## Begin Stored data

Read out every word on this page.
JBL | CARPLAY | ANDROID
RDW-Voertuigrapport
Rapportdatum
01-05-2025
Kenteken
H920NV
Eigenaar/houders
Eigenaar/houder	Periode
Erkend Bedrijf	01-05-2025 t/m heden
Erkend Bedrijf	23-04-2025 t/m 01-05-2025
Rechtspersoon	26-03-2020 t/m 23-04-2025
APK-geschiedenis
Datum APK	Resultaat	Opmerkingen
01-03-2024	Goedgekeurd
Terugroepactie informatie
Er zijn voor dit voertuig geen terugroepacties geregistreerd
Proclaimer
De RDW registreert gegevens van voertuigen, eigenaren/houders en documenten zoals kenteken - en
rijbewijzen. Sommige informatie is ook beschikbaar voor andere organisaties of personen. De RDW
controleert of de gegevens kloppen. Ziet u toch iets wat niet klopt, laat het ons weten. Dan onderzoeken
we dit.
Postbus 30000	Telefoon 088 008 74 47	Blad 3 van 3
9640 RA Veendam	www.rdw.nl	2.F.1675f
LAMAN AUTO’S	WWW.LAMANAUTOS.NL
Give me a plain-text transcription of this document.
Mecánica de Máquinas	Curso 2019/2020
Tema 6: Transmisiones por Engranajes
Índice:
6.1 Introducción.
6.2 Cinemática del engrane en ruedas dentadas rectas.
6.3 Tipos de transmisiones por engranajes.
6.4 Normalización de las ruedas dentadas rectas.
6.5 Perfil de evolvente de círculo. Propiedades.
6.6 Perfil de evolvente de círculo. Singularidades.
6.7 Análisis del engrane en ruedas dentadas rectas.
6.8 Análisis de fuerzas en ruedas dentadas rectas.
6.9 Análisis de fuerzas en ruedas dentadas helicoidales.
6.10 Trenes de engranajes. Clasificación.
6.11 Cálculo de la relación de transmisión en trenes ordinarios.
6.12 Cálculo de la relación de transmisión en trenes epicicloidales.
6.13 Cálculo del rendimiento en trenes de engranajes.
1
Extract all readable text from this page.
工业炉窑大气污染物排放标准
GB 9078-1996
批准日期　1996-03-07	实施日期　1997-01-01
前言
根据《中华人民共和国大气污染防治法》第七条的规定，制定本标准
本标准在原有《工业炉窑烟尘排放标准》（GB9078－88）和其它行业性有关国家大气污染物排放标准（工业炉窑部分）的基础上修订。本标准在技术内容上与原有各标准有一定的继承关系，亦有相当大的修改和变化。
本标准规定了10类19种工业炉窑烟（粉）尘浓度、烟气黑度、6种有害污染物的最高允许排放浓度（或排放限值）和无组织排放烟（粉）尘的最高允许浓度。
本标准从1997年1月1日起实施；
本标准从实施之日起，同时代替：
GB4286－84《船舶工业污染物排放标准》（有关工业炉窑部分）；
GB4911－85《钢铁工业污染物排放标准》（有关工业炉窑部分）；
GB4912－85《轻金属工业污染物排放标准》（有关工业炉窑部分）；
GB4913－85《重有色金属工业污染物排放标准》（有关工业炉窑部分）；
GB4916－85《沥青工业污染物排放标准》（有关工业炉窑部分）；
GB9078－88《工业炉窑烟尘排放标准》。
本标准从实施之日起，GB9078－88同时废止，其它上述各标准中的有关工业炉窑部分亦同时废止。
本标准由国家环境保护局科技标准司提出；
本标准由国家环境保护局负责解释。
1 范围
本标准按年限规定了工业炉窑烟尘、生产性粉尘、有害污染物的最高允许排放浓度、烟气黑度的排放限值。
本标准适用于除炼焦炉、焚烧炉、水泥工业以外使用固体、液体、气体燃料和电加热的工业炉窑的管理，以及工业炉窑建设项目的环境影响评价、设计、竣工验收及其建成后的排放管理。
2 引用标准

## End Stored data

### Stated problem
Where a line in the entries holds "page", copy that line.

### Expected answer
Read out every word on this page.
Extract all readable text from this page.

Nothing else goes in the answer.